Written problem: In the spring turkey season thread, which dates does longbowdave1's tag cover?

# Spring Turkey Season



## longbowdave1 (Feb 13, 2013)

I drew a tag for the the first of six time periods for the thunder chickens, which is April 10th -16th. Only a few days to get a spring bird, but I guess I'll keep at it with the longbow. Never know what kind of weather we'll have in early spring????? Might be snowing, or might be 75 degrees and sunny, only time will tell.


----------



## snook24 (Feb 13, 2013)

Congrats to you. Thats a short season and a long time to wait! Why is it like that?  You need to come down and make a turkey/hog hunt each year. Tons of fun a great opportunity for both.


----------



## jerry russell (Feb 13, 2013)

Dave our little ole season is only 7 weeks long and there will be no snow. With all you do for the sport of archery, all you gotta do is get in the car and come on down. I will be your personal guide and you will not go home without a turkey.


----------



## longbowdave1 (Feb 13, 2013)

snook24 said:


> Congrats to you. Thats a short season and a long time to wait! Why is it like that?  You need to come down and make a turkey/hog hunt each year. Tons of fun a great opportunity for both.



 It wasn't that many years ago and it was only a four day time period, and you could only hunt til noon each day. Then it was four days and you could only hunt till 5pm, and now the six day period and you can hunt from sun up til sundown. So it's getting better. Plus, we had to take each turkey shot to a DNR registration station, now you just phone in the tag info when you harvest one.

Recorded information:
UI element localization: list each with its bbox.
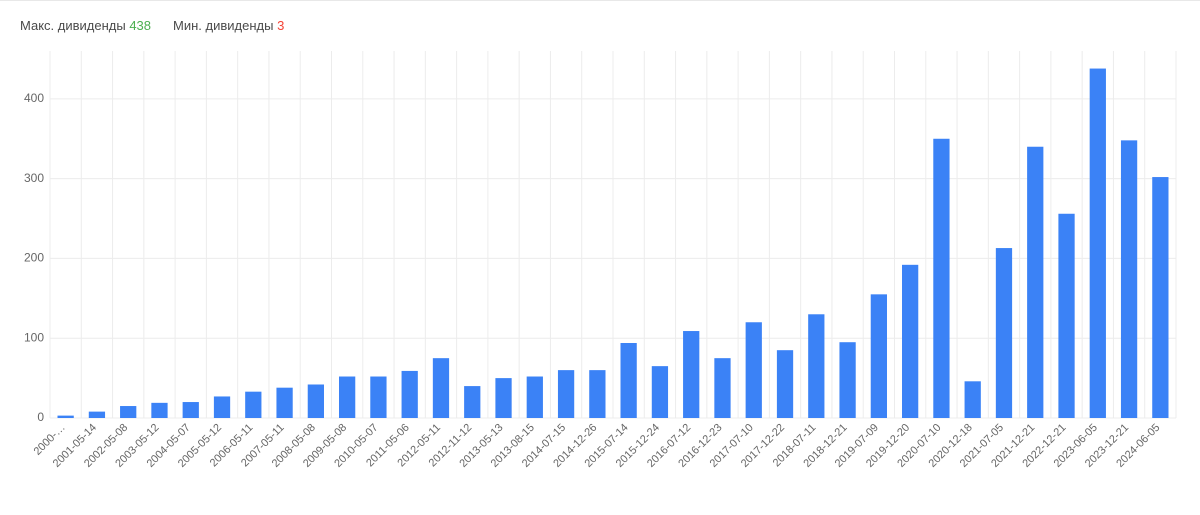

Answer in full: April 10th–16th, the first of six time periods.